Please transcribe the passage about Dorothea Beale word for word, starting at "On your last" and ending at "and one's neighbor.".

* _Excerpt to read_:
-- Start --
On your last interview with the Committee you implied an intention of resigning in case certain alterations should not be made by the Committee.

The Committee are of opinion that under the circumstances it would be better that your connection with the school should cease after Christmas next, they paying you a quarter's salary in advance.

This was a humiliating experience for the previously successful Dorothea Beale. She returned home discouraged and disappointed. Luckily, she did not need to teach for a living; her parents were sufficiently prosperous to support her. Beale, however, did not waste her time. She taught part-time at a school in Barnes, near London, and wrote two books, The Student's Textbook of English and General History, an overview of world history, and Self-Examination, a book which rested on a theme of duty towards God and one's neighbor.

When the post of principal became vacant at Cheltenham Ladies' College, Dorothea Beale applied. In 1858, aged 27, she was appointed. Cheltenham Ladies' College had opened four years previously as a day school. By the time Beale arrived, attendance had dropped significantly. Rebuilding the college was to be her life's work. Little by little, Beale transformed the school into one of the most prestigious in England. Gradually, mathematics, science, Latin and Greek made their way into her prospectus. New teaching methods were adopted. Textbooks were discouraged in case they were memorized by the students without understanding. One of her many gifts was to inspire teachers to make their students think. At a speech to the Social Science Congress in 1865, Beale outlined her educational principles:

I think that the education of girls has too often been made showy, rather than real or useful; that accomplishments have been made the main thing, because these would … enable a girl to shine and attract, while those branches of study especially calculated to form the judgement, to cultivate the understanding, and to discipline the character have been neglected.
-- End --
* _Data section_:
-- Start --
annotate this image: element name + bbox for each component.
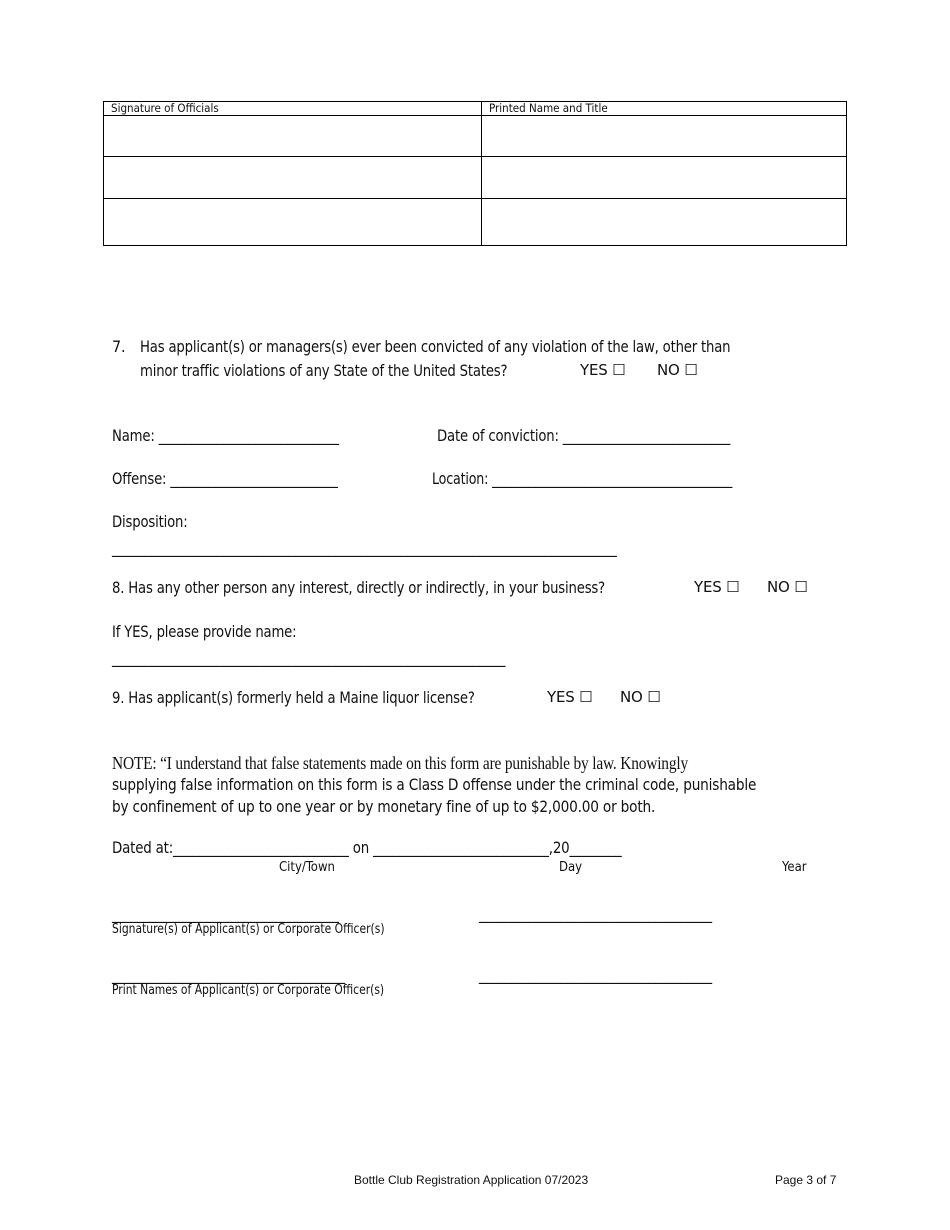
-- End --
* _Exercise result_:
On your last interview with the Committee you implied an intention of resigning in case certain alterations should not be made by the Committee.

The Committee are of opinion that under the circumstances it would be better that your connection with the school should cease after Christmas next, they paying you a quarter's salary in advance.

This was a humiliating experience for the previously successful Dorothea Beale. She returned home discouraged and disappointed. Luckily, she did not need to teach for a living; her parents were sufficiently prosperous to support her. Beale, however, did not waste her time. She taught part-time at a school in Barnes, near London, and wrote two books, The Student's Textbook of English and General History, an overview of world history, and Self-Examination, a book which rested on a theme of duty towards God and one's neighbor.